Set problem 1 >> List every date that appears in the quoted passage of the forum post about the Graf Zeppelin wreck, in the order it appears.
Set problem 2 >> Pick up the forum post about the Graf Zeppelin wreck after its last sentence and extend it.

Text block >>
-- Start --

# Graf Zeppelin may have been found



## Smokey (Jul 26, 2006)

SimHQ Forums: OT: wreck of Graf Zeppelin located?

Two weeks ago, on the 12th of July 2006, a ship belonging to Petrobaltic (a Polish oil company) found a 265 m. long wreck close to the port of Łeba which may be the Graf Zeppelin



> As the end of World War II neared, the roughly completed carrier was scuttled in shallow water at Stettin (now Szczecin) on 25 April 1945, just before the Red Army captured the city. After Germany's surrender, though, its history and fate is unclear. According to the terms of the Allied Tripartite Commission, a "Category C" ship (damaged or scuttled) should have been destroyed or sunk in deep water by 15 August 1946. Instead, the Russians decided to repair the damaged ship. It was refloated in March, 1946. The last known photo of the carrier shows it leaving Swinemuende (now Swinoujscie on 7 April 1947 (see picture). The photo appears to show the carrier deck loaded with various containers, boxes and construction elements, hence the supposition that it was probably used to carry looted factory equipment from Poland and Germany to the Soviet Union.
> 
> For many years no other information about the ship's fate was available. There was some speculation that it was very unlikely that the hull made it to Leningrad, as it was argued that the arrival of such a large and unusual vessel would have been noticed by Western intelligence services. This assumption seemed to imply that the hull was lost at sea during transfer between Swinemuende and Leningrad. One account concluded that it struck a mine north of Rügen on 15 August 1947, but Rügen, west of Swinemuende, is not on the sailing route to Leningrad. Further north, in the Gulf of Finland, a heavily-mined area difficult for Western observers to monitor, seemed more likely.

-- End --

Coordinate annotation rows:

-- Start --

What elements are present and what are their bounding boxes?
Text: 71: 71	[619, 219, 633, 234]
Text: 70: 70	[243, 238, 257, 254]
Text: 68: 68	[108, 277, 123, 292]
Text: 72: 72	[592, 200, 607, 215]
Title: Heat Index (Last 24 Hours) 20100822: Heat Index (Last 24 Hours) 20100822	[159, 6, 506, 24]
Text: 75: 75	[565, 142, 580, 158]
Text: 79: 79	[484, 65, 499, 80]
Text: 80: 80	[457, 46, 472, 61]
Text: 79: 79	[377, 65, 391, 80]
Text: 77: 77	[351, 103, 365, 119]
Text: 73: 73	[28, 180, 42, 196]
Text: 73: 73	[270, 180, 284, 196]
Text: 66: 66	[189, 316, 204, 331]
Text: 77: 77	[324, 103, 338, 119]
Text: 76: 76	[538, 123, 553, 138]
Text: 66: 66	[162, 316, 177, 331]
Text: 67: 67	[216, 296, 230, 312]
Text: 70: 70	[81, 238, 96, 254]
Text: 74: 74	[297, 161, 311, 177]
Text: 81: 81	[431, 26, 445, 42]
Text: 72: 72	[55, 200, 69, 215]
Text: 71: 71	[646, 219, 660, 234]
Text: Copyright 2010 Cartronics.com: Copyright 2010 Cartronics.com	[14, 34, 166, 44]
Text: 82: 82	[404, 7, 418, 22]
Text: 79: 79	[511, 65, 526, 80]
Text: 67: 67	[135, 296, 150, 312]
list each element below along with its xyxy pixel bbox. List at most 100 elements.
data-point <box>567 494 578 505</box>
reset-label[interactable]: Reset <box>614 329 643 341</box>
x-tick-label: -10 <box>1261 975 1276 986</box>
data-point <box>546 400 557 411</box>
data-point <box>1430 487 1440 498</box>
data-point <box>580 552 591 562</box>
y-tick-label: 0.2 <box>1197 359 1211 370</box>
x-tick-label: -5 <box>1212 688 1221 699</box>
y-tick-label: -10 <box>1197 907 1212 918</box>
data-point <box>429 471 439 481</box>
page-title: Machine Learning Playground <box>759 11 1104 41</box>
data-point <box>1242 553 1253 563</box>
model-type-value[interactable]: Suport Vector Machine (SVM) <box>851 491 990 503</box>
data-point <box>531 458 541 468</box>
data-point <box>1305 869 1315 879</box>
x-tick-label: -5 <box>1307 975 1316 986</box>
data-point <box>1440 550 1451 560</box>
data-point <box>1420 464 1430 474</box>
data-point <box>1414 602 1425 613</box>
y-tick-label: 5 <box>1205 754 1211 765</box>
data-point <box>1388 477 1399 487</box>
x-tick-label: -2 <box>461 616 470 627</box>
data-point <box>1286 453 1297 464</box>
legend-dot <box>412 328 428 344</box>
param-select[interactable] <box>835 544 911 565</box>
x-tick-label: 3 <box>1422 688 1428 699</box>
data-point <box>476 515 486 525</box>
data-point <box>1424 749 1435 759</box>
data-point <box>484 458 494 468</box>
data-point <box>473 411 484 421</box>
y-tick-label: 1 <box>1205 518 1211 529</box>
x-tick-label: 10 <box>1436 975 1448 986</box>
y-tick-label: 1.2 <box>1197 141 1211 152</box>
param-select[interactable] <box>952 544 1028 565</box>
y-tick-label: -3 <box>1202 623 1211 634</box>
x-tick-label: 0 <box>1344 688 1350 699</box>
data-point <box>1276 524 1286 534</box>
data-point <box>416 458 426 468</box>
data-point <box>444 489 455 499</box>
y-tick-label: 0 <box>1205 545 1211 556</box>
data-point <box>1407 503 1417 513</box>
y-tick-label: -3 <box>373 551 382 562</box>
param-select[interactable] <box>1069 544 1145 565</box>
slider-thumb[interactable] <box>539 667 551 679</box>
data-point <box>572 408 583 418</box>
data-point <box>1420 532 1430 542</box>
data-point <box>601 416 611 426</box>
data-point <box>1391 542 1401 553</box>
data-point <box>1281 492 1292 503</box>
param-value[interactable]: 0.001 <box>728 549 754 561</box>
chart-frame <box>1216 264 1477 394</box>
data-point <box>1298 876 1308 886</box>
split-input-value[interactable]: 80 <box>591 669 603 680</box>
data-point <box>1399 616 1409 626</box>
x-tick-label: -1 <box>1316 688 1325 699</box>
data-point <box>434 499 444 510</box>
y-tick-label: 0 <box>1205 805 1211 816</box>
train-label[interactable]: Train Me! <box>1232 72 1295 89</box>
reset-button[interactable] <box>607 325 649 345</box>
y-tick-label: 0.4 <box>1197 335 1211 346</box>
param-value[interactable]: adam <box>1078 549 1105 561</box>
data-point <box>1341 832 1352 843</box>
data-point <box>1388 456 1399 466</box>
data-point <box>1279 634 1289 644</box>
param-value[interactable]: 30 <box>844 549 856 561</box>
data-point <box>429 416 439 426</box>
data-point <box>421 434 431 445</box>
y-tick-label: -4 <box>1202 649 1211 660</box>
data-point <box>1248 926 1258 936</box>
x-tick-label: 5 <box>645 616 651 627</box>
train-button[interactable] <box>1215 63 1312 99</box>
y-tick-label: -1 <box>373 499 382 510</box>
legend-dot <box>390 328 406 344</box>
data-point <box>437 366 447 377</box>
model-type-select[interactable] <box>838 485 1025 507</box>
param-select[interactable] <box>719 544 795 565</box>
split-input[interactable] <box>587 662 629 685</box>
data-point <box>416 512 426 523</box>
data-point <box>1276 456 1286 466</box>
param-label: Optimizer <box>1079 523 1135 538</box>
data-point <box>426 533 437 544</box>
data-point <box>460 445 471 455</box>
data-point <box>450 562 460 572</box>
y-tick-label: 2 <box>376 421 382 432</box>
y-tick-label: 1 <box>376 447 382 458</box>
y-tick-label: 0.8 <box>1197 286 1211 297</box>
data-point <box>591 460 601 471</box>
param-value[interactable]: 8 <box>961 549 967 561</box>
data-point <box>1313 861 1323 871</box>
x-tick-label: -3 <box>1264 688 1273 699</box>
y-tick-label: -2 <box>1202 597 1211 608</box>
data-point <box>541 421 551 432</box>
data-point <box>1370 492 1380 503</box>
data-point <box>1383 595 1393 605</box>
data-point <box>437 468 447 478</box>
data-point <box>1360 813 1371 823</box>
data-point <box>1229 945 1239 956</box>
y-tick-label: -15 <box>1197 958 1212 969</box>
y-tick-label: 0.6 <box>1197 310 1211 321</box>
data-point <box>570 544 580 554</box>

-- End --

Result 1 >>
25 April 1945
15 August 1946
March, 1946
7 April 1947
15 August 1947

Result 2 >>
> 
> After the opening of the Soviet archives, new light was shed on the mystery. It appears that the carrier was towed to Leningrad. There, after unloading, it was designated as "PO-101" (Floating Base Number 101). The Russians hoped that the carrier could be repaired in Leningrad's shipyards (those in Szczecin were destroyed). When this proved impractical, the ship was towed out to sea, back to the Swinemuende area. There, on 16 August 1947, it was used as a practice target for Soviet ships and aircraft. Allegedly, the Soviets installed aerial bombs on the flight deck, in hangars and even inside the funnels (to simulate a load of combat munitions), and then dropped bombs from aircraft, fired shells, and shot torpedoes into it. This assault would both comply with the Tripartite mandate (albeit late) and provide the Soviets with experience in sinking an aircraft carrier. By this point, the Cold War had well begun, and the Soviets were well aware of the large numbers and central importance of aircraft carriers in the US Navy, which in the event of an actual war between the Soviet Union and America would be targets of high strategic importance. Hence, experience in sinking carriers by aircraft was much more valuable in 1947 than before 1945. After being hit by 24 bombs and projectiles, the ship did not sink and had to be finished off by torpedoes. The exact position of the wreck was unknown for decades. On 12 July 2006 a ship belonging to Petrobaltic (a Polish oil company) found a 265 m. long wreck close to the port of Łeba which probably is the Graf Zeppelin. [1]



From

German aircraft carrier Graf Zeppelin - Wikipedia, the free encyclopedia

MaritimeQuest - Graf Zeppelin


----------



## DerAdlerIstGelandet (Jul 27, 2006)

Awesome that would be great if they found it!


----------



## Smokey (Jul 27, 2006)

A guy claims that



> Btw, the Navy confirmed - it is the wreck of Graf Zeppelin



SimHQ Forums: OT: wreck of Graf Zeppelin located?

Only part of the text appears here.